Set task
Copy every line of the records below that holds the word "series".

Figure record extracts:
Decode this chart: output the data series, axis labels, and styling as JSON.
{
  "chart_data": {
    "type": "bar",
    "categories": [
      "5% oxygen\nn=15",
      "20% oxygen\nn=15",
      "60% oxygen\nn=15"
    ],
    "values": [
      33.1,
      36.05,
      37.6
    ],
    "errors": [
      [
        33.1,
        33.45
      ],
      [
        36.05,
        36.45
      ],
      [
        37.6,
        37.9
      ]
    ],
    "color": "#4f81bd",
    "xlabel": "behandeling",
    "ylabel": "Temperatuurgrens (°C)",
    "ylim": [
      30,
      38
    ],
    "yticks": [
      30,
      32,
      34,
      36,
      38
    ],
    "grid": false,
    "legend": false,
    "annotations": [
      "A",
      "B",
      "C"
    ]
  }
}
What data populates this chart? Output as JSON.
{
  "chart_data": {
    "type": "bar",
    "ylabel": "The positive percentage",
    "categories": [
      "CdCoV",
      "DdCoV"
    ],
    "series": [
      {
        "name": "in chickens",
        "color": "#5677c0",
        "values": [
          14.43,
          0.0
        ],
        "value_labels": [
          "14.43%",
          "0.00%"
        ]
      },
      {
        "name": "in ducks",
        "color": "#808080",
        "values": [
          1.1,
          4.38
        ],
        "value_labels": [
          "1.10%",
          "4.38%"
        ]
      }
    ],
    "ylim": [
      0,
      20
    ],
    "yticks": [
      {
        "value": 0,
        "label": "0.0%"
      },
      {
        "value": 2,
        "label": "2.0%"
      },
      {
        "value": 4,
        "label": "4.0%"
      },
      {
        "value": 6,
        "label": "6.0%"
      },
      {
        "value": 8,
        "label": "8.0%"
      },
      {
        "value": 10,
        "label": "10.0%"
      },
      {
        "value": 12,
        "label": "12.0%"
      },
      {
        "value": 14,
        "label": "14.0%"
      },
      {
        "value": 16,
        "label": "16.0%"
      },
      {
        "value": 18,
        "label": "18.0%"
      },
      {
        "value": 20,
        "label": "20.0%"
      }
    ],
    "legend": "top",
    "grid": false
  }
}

Response to this exercise
Decode this chart: output the data series, axis labels, and styling as JSON.
    "series": [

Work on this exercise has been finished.